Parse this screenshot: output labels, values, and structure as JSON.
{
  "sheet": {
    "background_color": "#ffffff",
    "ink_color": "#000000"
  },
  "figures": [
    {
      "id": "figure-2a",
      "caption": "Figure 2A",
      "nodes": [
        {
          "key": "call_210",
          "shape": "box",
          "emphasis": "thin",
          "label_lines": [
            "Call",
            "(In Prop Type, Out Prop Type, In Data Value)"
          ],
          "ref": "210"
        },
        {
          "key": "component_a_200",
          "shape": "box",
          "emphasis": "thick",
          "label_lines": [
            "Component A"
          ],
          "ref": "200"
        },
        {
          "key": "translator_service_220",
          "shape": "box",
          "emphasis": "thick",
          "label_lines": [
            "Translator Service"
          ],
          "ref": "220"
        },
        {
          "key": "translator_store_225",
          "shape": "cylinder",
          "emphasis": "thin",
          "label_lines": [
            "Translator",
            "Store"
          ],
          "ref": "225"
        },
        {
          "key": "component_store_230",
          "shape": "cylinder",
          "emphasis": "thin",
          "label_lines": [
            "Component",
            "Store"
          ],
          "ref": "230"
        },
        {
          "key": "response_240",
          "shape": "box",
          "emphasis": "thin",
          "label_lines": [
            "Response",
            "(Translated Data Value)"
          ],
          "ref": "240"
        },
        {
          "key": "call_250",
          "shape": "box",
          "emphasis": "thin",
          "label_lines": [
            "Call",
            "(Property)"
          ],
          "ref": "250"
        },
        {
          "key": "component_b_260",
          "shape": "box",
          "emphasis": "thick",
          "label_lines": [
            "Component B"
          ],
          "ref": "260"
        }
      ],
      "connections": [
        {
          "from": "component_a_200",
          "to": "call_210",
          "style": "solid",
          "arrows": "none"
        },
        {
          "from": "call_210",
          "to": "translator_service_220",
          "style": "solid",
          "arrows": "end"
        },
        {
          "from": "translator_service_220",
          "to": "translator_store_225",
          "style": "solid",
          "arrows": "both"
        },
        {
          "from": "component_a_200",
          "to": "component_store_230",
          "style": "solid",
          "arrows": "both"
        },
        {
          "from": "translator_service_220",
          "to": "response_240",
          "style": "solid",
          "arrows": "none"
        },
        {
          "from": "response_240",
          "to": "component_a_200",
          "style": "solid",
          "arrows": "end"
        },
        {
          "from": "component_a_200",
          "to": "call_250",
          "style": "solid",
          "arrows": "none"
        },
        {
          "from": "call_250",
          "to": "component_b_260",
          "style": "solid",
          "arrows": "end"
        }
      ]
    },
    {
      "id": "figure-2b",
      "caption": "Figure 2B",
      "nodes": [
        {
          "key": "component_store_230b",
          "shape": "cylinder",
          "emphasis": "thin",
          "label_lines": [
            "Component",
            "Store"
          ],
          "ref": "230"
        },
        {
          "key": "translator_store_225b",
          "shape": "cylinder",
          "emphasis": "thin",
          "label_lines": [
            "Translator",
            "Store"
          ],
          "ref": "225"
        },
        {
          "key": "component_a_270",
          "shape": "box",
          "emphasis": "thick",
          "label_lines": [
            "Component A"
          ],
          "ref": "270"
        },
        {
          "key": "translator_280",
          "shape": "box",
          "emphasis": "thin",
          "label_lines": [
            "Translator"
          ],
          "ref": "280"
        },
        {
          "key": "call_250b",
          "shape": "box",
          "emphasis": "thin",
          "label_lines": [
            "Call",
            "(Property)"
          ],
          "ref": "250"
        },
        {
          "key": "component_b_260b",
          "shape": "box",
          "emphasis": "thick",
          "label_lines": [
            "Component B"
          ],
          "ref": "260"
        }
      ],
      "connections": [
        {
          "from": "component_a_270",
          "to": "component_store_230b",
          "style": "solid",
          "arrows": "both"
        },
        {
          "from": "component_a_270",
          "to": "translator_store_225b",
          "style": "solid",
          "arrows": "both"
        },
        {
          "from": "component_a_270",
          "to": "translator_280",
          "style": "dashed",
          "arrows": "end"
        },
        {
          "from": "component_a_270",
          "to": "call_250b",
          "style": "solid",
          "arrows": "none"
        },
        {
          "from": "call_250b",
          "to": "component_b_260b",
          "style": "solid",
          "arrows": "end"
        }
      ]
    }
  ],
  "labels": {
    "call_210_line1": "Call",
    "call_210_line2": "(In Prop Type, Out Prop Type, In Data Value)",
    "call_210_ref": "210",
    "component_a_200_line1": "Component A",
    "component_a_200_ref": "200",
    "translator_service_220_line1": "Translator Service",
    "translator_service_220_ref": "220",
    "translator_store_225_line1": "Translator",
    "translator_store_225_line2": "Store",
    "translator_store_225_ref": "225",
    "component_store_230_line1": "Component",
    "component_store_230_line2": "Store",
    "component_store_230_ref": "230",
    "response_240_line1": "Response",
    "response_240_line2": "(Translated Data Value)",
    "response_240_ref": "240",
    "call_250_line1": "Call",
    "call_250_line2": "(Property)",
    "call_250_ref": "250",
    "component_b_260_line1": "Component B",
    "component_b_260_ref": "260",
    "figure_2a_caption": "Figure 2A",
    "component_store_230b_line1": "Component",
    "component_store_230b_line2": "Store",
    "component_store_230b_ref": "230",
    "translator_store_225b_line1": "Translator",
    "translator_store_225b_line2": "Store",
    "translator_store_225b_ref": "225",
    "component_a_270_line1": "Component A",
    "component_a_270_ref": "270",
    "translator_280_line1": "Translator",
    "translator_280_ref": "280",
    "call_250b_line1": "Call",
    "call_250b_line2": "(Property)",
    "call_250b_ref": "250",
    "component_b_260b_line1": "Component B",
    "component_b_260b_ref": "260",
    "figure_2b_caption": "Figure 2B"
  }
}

______

### INSTRUCTION
Wherever a line in the data above holds "Type", copy that line.

### SOLUTION
            "(In Prop Type, Out Prop Type, In Data Value)"
    "call_210_line2": "(In Prop Type, Out Prop Type, In Data Value)",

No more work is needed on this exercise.